- _Objective_: According to the performance review guide, why should a leader or HR professional maintain a robust performance review process? Answer in one to three sentences.

- _Document segment_:

---

Performance reviews enable managers and employees to align on achievements, career growth, and areas of improvement. We cover how to prepare for and conduct a review, offer example language and a helpful template, and discuss ways to simplify the process with technology. 

Table of contents
  1. What Is an Employee Performance Review? 
  2. Types of Performance Reviews
  3. Who Runs an Employee Performance Review?
  4. Why Are Performance Reviews Important?
  5. How to Conduct an Effective Employee Performance Review
  6. Employee Performance Review Examples: Focus Areas and Questions
  7. Employee Performance Review Sample Template
  8. How to Prepare to Conduct a Performance Review
  9. How Performance Management Software Can Help
  10. Conclusion
  11. FAQs

As a leader or HR professional, you’re responsible for ensuring a robust performance review process that helps employees receive feedback, set and achieve goals, and develop their careers. Without performance reviews, employees lack clarity about their performance and miss out on opportunities to improve. 

Holding regular performance reviews can help you and your employees stay aligned, but where do you start? This guide covers everything you need to build, manage, and document your performance review process. We also include a handy free template and explain how to simplify the process with performance management software. Let’s dive in.

Key Takeaways

  • Performance reviews enable leaders and employees to align on worker performance, achievements, and goals. You can conduct them monthly, quarterly, or annually.

---

- _Data excerpt_:
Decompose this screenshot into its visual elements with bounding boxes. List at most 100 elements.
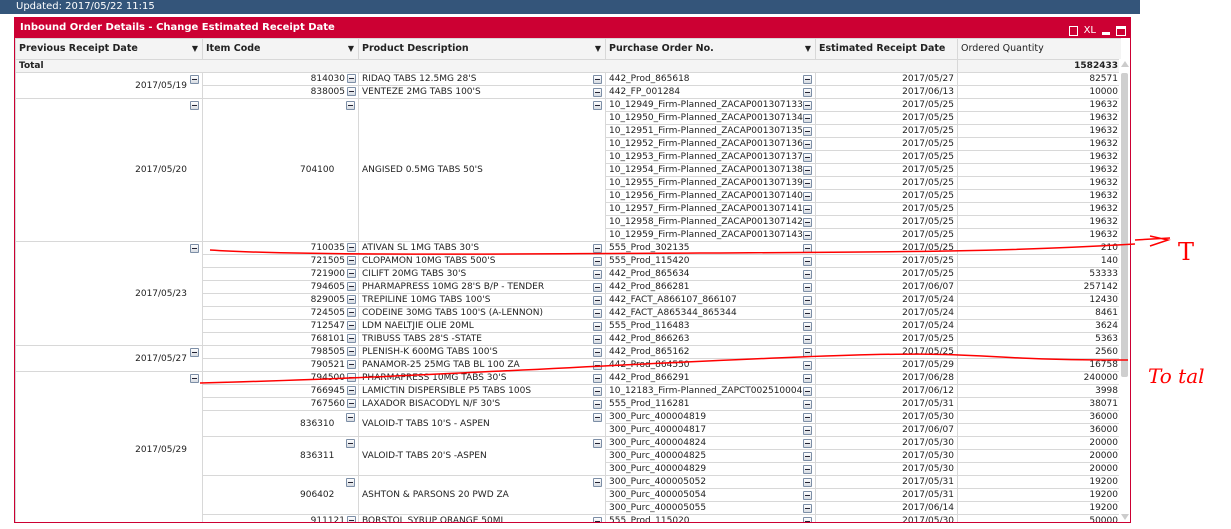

---

- _Exercise answer_: A robust process helps employees receive feedback, set and achieve goals, and develop their careers. Without performance reviews, employees lack clarity about their performance and miss out on opportunities to improve.